WRITTEN TASK :: Check every line in the records below for the word "happen" and report how many have it, nothing more.
:::::
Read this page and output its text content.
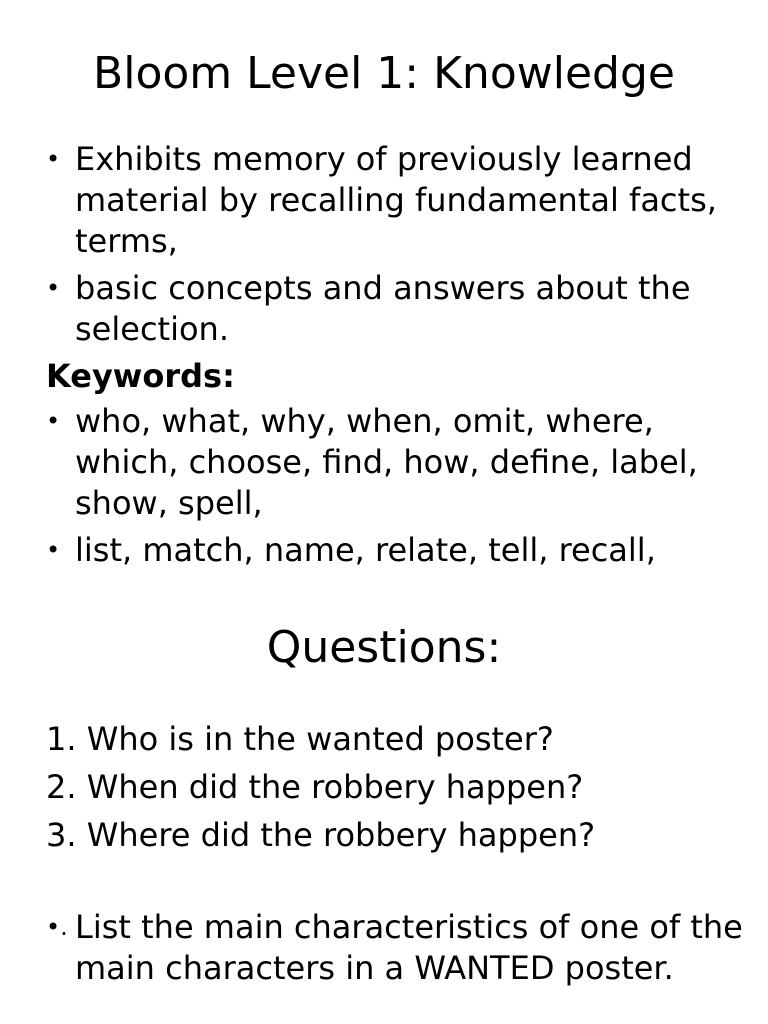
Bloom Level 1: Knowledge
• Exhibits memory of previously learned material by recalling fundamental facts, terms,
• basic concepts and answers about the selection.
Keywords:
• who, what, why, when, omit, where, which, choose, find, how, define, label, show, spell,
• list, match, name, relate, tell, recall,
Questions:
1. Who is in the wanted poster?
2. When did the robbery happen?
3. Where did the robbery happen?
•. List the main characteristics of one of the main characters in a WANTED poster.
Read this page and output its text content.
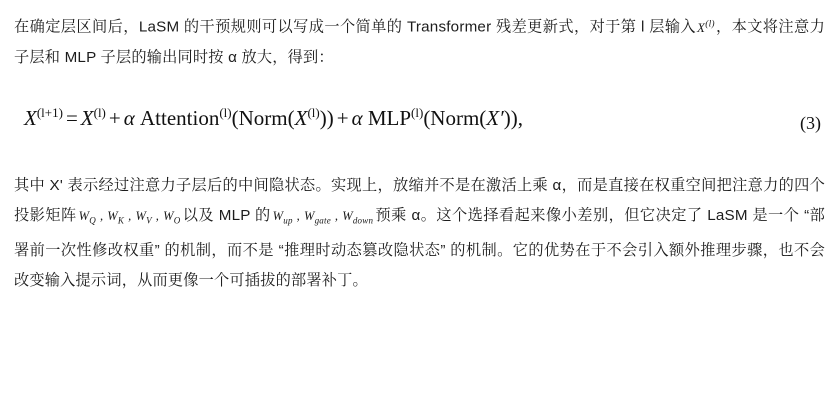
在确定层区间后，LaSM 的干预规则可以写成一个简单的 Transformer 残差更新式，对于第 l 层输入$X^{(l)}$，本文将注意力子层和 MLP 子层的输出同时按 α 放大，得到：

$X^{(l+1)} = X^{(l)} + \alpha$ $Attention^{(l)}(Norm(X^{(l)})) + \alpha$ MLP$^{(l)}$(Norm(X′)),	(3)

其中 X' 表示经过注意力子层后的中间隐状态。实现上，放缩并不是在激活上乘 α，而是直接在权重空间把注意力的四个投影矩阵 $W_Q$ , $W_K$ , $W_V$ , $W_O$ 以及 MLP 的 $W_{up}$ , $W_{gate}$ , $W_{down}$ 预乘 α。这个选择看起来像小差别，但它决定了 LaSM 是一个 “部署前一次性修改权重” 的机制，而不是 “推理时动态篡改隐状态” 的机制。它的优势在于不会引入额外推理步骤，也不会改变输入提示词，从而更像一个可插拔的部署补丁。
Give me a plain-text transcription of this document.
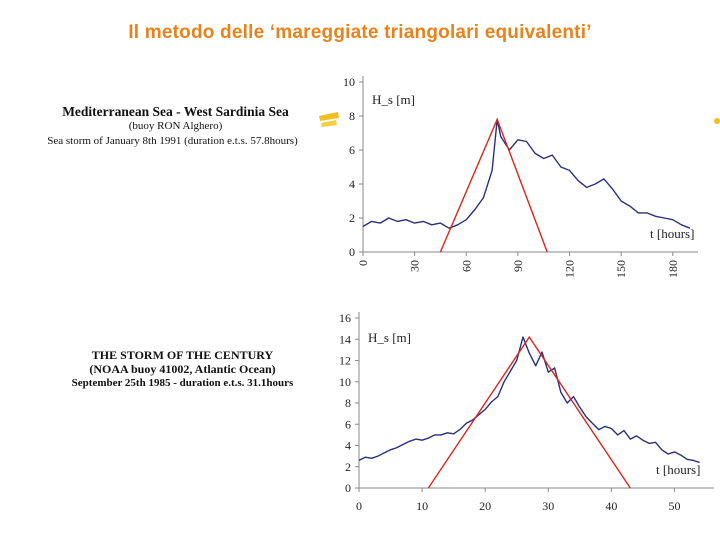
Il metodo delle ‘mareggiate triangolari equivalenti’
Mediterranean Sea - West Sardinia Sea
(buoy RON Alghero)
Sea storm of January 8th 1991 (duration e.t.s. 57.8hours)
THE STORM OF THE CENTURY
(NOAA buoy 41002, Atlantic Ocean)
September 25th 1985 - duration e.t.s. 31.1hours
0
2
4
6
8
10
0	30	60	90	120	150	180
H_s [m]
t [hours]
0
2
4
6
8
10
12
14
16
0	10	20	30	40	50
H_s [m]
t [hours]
:::::
RESPONSE TO THIS TASK :: 2